-- start of DATA PROVIDED --

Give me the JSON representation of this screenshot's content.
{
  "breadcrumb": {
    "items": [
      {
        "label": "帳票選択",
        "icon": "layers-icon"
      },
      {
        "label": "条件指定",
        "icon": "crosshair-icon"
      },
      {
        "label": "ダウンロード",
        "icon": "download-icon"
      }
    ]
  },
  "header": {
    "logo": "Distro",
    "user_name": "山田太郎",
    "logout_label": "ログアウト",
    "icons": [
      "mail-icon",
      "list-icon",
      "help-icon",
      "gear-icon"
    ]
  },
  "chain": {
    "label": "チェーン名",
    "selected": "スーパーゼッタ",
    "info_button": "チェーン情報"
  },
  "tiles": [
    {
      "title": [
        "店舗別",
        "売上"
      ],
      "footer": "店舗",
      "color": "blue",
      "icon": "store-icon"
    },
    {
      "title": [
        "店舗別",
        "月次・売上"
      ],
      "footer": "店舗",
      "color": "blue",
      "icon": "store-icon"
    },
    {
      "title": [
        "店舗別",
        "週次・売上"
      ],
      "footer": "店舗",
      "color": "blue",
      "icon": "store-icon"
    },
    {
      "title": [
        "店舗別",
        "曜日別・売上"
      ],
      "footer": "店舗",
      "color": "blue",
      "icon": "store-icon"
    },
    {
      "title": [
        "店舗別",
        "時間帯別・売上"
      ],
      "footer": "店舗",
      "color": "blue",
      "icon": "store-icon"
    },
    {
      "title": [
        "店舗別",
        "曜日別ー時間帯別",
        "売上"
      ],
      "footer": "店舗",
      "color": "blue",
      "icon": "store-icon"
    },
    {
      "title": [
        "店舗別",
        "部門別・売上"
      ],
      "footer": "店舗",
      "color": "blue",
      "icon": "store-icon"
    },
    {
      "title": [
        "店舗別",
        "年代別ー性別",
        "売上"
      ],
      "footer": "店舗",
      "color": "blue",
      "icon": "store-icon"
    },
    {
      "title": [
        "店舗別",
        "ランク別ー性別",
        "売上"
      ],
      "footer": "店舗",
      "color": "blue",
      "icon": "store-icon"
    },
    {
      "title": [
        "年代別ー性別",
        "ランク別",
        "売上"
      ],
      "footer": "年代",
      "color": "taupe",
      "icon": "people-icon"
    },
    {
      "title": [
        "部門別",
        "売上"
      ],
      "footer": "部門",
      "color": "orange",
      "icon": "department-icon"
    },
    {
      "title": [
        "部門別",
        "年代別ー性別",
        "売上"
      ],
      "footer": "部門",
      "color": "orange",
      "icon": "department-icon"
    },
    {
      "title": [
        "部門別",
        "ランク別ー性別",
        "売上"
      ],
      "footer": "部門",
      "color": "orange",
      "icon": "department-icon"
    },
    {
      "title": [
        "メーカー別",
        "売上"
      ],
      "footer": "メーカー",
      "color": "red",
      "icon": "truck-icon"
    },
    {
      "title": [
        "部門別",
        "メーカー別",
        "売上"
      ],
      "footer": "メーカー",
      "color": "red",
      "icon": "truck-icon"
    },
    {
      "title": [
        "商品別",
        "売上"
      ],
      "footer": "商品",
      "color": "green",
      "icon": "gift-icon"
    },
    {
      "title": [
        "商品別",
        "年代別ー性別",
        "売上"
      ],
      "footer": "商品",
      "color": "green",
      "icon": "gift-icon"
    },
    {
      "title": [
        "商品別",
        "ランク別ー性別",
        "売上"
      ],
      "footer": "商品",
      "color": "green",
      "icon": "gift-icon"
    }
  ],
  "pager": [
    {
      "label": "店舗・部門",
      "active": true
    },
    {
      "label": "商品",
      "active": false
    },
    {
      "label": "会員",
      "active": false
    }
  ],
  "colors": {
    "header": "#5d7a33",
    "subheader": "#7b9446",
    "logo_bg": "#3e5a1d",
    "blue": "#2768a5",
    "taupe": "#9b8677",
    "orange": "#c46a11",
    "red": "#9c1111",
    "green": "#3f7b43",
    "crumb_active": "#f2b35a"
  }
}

-- end of DATA PROVIDED --

**WHAT THE TASK REQUIRES**. Without omitting anything, output the entries exactly.

**OUTPUT**.
Give me the JSON representation of this screenshot's content.
{
  "breadcrumb": {
    "items": [
      {
        "label": "帳票選択",
        "icon": "layers-icon"
      },
      {
        "label": "条件指定",
        "icon": "crosshair-icon"
      },
      {
        "label": "ダウンロード",
        "icon": "download-icon"
      }
    ]
  },
  "header": {
    "logo": "Distro",
    "user_name": "山田太郎",
    "logout_label": "ログアウト",
    "icons": [
      "mail-icon",
      "list-icon",
      "help-icon",
      "gear-icon"
    ]
  },
  "chain": {
    "label": "チェーン名",
    "selected": "スーパーゼッタ",
    "info_button": "チェーン情報"
  },
  "tiles": [
    {
      "title": [
        "店舗別",
        "売上"
      ],
      "footer": "店舗",
      "color": "blue",
      "icon": "store-icon"
    },
    {
      "title": [
        "店舗別",
        "月次・売上"
      ],
      "footer": "店舗",
      "color": "blue",
      "icon": "store-icon"
    },
    {
      "title": [
        "店舗別",
        "週次・売上"
      ],
      "footer": "店舗",
      "color": "blue",
      "icon": "store-icon"
    },
    {
      "title": [
        "店舗別",
        "曜日別・売上"
      ],
      "footer": "店舗",
      "color": "blue",
      "icon": "store-icon"
    },
    {
      "title": [
        "店舗別",
        "時間帯別・売上"
      ],
      "footer": "店舗",
      "color": "blue",
      "icon": "store-icon"
    },
    {
      "title": [
        "店舗別",
        "曜日別ー時間帯別",
        "売上"
      ],
      "footer": "店舗",
      "color": "blue",
      "icon": "store-icon"
    },
    {
      "title": [
        "店舗別",
        "部門別・売上"
      ],
      "footer": "店舗",
      "color": "blue",
      "icon": "store-icon"
    },
    {
      "title": [
        "店舗別",
        "年代別ー性別",
        "売上"
      ],
      "footer": "店舗",
      "color": "blue",
      "icon": "store-icon"
    },
    {
      "title": [
        "店舗別",
        "ランク別ー性別",
        "売上"
      ],
      "footer": "店舗",
      "color": "blue",
      "icon": "store-icon"
    },
    {
      "title": [
        "年代別ー性別",
        "ランク別",
        "売上"
      ],
      "footer": "年代",
      "color": "taupe",
      "icon": "people-icon"
    },
    {
      "title": [
        "部門別",
        "売上"
      ],
      "footer": "部門",
      "color": "orange",
      "icon": "department-icon"
    },
    {
      "title": [
        "部門別",
        "年代別ー性別",
        "売上"
      ],
      "footer": "部門",
      "color": "orange",
      "icon": "department-icon"
    },
    {
      "title": [
        "部門別",
        "ランク別ー性別",
        "売上"
      ],
      "footer": "部門",
      "color": "orange",
      "icon": "department-icon"
    },
    {
      "title": [
        "メーカー別",
        "売上"
      ],
      "footer": "メーカー",
      "color": "red",
      "icon": "truck-icon"
    },
    {
      "title": [
        "部門別",
        "メーカー別",
        "売上"
      ],
      "footer": "メーカー",
      "color": "red",
      "icon": "truck-icon"
    },
    {
      "title": [
        "商品別",
        "売上"
      ],
      "footer": "商品",
      "color": "green",
      "icon": "gift-icon"
    },
    {
      "title": [
        "商品別",
        "年代別ー性別",
        "売上"
      ],
      "footer": "商品",
      "color": "green",
      "icon": "gift-icon"
    },
    {
      "title": [
        "商品別",
        "ランク別ー性別",
        "売上"
      ],
      "footer": "商品",
      "color": "green",
      "icon": "gift-icon"
    }
  ],
  "pager": [
    {
      "label": "店舗・部門",
      "active": true
    },
    {
      "label": "商品",
      "active": false
    },
    {
      "label": "会員",
      "active": false
    }
  ],
  "colors": {
    "header": "#5d7a33",
    "subheader": "#7b9446",
    "logo_bg": "#3e5a1d",
    "blue": "#2768a5",
    "taupe": "#9b8677",
    "orange": "#c46a11",
    "red": "#9c1111",
    "green": "#3f7b43",
    "crumb_active": "#f2b35a"
  }
}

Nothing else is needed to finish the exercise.